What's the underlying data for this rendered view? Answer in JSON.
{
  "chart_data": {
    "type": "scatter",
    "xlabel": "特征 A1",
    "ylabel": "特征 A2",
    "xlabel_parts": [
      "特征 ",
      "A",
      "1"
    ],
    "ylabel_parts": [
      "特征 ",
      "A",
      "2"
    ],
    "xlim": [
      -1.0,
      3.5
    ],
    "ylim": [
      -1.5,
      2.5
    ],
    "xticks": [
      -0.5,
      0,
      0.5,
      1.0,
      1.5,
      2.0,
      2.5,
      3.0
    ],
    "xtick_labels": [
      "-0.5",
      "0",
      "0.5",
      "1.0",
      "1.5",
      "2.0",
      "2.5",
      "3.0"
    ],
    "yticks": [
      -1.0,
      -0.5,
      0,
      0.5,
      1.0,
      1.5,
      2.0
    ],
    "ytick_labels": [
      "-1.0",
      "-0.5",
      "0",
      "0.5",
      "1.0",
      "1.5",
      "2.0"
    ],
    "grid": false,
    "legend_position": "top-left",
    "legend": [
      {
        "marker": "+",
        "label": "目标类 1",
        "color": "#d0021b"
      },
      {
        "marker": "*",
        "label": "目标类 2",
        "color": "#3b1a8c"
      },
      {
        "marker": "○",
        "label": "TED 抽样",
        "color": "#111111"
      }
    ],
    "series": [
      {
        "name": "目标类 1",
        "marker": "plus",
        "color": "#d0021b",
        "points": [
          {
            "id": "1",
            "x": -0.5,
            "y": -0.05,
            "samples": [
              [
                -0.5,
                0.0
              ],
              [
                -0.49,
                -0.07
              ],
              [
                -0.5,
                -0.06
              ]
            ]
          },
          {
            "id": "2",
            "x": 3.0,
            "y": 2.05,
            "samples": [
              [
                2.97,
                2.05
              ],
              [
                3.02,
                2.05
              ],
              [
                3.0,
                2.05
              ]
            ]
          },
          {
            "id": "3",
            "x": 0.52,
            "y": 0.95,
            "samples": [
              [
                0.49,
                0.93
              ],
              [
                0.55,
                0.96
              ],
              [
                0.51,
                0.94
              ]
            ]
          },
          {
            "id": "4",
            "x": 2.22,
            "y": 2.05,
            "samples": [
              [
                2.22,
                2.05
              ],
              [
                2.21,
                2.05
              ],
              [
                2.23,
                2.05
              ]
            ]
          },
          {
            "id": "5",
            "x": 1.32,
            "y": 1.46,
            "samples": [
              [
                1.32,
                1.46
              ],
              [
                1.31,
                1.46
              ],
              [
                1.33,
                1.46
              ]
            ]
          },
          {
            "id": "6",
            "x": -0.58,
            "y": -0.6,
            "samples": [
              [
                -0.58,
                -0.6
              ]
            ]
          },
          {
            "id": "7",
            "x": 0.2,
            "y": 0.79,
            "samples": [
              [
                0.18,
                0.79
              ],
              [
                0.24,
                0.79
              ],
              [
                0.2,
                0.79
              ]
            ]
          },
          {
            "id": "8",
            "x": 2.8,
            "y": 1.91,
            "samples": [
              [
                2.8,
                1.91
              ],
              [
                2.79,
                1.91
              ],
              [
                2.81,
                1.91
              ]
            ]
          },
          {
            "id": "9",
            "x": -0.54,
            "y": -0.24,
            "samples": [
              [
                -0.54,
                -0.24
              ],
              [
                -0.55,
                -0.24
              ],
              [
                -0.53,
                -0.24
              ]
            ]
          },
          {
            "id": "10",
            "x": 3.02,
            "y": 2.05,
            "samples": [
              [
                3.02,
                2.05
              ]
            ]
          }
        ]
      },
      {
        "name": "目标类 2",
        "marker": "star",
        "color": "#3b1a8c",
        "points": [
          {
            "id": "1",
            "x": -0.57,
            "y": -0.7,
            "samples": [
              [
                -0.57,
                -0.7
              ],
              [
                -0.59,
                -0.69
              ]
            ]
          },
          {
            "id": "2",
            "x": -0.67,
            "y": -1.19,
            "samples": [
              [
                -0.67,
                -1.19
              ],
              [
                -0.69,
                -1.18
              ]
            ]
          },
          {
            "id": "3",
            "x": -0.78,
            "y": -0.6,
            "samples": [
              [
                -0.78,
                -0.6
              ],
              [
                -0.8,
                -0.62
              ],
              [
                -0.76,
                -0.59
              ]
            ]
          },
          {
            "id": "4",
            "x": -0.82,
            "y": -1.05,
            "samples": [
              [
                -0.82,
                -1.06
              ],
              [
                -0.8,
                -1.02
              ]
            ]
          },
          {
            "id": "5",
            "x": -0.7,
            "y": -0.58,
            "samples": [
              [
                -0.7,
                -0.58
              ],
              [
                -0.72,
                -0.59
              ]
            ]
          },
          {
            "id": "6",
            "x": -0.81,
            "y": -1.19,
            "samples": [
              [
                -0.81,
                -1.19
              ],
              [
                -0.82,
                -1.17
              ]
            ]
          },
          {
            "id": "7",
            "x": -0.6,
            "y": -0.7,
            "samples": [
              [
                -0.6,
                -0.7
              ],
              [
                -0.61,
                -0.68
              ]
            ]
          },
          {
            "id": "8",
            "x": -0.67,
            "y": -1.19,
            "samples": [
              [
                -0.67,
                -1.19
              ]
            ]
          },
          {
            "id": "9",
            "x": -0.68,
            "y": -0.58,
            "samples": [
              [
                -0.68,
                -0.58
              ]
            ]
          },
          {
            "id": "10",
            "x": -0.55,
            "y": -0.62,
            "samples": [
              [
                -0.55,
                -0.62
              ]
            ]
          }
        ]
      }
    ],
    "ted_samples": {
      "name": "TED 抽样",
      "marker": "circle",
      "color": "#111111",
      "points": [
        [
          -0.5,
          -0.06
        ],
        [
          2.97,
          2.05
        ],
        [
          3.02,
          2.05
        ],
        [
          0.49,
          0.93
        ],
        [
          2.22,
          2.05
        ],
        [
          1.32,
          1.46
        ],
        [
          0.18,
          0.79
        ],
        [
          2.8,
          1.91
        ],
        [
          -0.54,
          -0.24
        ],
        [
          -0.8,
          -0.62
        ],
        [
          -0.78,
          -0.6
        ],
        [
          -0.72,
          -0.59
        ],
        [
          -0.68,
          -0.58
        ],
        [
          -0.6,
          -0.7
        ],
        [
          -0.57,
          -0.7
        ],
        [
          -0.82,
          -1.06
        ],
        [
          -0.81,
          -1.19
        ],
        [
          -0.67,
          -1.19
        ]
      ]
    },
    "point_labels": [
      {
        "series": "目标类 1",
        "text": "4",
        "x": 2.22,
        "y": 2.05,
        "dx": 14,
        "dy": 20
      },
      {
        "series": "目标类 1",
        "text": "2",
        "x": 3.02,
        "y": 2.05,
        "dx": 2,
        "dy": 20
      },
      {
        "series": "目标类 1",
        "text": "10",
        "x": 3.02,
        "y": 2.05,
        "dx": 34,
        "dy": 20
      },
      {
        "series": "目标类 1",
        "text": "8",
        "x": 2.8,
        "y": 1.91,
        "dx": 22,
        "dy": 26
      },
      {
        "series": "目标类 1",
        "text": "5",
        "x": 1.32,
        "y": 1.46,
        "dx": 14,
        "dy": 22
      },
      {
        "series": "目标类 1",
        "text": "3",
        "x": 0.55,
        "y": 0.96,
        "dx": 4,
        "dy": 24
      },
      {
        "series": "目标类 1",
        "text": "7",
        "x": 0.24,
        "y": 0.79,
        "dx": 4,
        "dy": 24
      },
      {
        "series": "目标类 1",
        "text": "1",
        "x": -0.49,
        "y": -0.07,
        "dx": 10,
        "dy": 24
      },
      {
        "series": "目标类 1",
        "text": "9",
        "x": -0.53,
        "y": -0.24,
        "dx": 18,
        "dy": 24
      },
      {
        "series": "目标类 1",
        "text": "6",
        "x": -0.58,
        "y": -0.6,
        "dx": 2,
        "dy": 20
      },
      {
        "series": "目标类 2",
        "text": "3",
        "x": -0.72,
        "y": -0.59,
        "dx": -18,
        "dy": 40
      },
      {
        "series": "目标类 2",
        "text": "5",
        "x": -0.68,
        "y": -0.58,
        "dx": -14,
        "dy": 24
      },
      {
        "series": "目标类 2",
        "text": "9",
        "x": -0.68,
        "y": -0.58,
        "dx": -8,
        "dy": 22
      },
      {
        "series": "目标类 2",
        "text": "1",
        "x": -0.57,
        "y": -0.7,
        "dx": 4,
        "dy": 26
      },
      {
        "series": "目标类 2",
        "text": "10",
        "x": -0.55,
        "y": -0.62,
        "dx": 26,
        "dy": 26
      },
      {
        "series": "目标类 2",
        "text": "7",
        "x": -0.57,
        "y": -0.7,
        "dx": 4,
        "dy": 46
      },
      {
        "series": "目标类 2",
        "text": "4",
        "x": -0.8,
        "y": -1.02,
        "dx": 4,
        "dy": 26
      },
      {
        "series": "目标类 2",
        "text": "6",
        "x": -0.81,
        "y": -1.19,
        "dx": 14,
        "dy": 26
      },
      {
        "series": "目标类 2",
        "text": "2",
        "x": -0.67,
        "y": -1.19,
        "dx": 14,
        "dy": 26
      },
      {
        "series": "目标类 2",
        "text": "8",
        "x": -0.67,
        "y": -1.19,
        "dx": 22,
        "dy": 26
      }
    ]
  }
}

*Task prompt*:
Collect the lines of the records that include the string "marker".

*Reply*:
        "marker": "+",
        "marker": "*",
        "marker": "○",
        "marker": "plus",
        "marker": "star",
      "marker": "circle",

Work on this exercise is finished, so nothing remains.